— Start of Records for this task —

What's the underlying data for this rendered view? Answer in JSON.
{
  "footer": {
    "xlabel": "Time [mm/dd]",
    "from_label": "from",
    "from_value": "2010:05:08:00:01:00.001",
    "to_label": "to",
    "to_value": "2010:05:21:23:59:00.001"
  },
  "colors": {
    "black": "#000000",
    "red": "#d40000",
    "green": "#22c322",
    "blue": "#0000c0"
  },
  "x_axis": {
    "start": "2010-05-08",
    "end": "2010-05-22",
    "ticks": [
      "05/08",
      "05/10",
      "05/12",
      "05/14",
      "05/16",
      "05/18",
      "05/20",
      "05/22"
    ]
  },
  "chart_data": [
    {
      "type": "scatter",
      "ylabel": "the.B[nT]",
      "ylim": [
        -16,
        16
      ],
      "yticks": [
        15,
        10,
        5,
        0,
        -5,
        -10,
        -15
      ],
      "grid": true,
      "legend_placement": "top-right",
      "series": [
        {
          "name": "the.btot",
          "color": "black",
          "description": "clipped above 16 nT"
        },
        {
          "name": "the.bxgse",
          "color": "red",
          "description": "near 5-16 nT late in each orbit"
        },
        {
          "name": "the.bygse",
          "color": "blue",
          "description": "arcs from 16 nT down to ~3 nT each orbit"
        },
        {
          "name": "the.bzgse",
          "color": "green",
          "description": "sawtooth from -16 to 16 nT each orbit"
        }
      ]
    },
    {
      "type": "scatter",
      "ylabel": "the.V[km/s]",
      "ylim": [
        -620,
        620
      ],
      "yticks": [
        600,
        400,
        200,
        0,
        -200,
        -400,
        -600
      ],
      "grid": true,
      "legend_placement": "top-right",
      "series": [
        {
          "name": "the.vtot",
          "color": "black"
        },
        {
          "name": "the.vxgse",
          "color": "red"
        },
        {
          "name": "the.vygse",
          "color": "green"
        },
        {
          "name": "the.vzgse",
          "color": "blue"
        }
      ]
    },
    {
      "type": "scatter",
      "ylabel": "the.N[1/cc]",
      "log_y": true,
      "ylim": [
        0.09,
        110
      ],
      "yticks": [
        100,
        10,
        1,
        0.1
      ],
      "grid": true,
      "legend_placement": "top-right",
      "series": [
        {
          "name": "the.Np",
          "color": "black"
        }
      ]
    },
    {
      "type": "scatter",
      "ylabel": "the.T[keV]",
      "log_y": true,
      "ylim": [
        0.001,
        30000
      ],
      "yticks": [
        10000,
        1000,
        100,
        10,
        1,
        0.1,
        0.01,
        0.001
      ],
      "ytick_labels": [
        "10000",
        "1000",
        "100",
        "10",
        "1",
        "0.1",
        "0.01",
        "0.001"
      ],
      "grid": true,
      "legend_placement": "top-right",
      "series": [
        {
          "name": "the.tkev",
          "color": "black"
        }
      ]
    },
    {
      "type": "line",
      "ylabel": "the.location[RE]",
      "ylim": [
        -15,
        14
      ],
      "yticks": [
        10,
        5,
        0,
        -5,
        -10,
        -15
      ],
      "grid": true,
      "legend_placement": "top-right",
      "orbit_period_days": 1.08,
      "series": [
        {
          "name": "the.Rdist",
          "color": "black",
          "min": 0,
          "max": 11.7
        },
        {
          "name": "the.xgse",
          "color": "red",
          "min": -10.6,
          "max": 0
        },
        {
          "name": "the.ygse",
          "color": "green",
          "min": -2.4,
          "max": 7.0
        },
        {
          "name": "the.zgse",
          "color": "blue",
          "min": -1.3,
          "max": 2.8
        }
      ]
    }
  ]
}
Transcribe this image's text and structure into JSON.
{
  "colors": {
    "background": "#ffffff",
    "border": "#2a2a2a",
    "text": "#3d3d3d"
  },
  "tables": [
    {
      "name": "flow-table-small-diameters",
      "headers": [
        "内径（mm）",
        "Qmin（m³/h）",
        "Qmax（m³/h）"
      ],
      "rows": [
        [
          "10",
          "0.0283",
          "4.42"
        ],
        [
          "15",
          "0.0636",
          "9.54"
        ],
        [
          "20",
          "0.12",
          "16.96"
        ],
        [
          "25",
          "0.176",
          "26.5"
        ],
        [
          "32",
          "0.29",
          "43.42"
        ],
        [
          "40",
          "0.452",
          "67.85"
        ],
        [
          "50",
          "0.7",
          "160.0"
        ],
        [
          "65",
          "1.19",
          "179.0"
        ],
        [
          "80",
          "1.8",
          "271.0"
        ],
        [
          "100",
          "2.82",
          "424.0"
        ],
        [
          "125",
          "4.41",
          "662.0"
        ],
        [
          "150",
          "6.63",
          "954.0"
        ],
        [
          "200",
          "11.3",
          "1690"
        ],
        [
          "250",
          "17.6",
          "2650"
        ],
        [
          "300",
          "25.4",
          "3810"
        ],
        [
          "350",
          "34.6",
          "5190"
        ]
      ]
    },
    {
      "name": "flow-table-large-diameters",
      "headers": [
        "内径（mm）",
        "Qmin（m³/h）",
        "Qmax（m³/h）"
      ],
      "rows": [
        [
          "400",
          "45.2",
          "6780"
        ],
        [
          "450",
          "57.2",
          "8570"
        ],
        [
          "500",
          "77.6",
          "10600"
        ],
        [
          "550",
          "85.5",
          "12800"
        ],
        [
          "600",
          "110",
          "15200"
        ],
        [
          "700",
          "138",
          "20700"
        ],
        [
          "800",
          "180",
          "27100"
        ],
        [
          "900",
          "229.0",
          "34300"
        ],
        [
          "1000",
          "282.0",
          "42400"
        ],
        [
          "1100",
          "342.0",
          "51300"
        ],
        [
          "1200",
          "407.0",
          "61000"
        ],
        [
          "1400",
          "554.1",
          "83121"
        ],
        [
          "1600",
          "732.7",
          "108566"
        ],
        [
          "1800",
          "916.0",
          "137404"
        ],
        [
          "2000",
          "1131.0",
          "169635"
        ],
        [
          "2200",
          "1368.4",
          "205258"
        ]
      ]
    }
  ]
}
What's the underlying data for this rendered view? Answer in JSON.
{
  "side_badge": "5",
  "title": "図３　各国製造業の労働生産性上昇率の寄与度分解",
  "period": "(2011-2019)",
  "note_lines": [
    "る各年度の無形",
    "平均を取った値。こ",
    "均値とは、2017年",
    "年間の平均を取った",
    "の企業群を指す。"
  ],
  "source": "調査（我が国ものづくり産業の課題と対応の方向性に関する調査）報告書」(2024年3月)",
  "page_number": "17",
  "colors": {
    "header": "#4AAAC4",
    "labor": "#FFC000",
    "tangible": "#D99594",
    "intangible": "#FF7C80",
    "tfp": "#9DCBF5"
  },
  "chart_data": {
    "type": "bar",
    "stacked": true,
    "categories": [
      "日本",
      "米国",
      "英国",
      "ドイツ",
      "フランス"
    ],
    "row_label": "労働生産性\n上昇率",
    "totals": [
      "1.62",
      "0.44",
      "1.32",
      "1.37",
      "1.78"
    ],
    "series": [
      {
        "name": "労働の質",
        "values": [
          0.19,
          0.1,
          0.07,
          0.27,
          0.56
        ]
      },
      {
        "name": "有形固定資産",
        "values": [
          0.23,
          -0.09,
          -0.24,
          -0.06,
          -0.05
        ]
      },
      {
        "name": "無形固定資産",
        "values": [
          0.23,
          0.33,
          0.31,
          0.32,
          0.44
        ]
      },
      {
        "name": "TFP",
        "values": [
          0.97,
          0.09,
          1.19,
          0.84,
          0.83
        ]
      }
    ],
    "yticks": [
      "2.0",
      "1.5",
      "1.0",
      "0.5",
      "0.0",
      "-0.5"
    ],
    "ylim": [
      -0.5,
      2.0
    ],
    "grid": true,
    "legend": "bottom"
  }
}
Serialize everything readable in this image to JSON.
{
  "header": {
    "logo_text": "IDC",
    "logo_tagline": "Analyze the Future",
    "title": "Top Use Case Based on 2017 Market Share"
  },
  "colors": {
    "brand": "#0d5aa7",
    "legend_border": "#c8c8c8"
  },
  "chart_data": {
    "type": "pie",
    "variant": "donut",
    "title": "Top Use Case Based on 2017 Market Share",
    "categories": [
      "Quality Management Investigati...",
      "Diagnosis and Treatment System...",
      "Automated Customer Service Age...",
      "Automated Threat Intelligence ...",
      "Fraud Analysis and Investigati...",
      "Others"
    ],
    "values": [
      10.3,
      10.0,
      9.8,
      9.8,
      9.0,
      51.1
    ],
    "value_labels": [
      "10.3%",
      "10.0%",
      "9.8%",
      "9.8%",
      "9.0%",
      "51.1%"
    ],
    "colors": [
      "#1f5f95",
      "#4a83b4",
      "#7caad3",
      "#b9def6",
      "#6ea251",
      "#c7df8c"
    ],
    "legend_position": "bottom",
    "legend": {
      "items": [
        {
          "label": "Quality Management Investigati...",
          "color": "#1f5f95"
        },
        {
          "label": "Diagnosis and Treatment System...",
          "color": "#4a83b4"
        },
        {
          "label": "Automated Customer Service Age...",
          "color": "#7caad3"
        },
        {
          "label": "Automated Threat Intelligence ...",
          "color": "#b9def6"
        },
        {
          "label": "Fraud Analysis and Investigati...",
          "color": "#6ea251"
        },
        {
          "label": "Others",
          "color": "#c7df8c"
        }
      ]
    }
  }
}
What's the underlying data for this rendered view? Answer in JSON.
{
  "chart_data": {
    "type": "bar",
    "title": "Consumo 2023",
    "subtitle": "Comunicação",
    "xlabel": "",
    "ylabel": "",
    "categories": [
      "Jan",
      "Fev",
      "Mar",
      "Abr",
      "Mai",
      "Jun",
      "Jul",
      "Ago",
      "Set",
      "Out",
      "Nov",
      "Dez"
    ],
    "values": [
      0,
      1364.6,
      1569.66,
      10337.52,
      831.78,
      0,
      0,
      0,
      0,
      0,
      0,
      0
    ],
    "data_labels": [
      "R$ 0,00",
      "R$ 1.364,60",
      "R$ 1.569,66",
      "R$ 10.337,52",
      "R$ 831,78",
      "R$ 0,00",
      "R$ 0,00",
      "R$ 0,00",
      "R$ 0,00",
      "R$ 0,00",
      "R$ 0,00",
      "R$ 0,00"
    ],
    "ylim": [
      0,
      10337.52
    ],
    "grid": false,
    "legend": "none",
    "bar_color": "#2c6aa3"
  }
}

— End of Records for this task —

What to do
Count each line of the data where the word "Customer" appears, then reply with the total only.

Final answer
2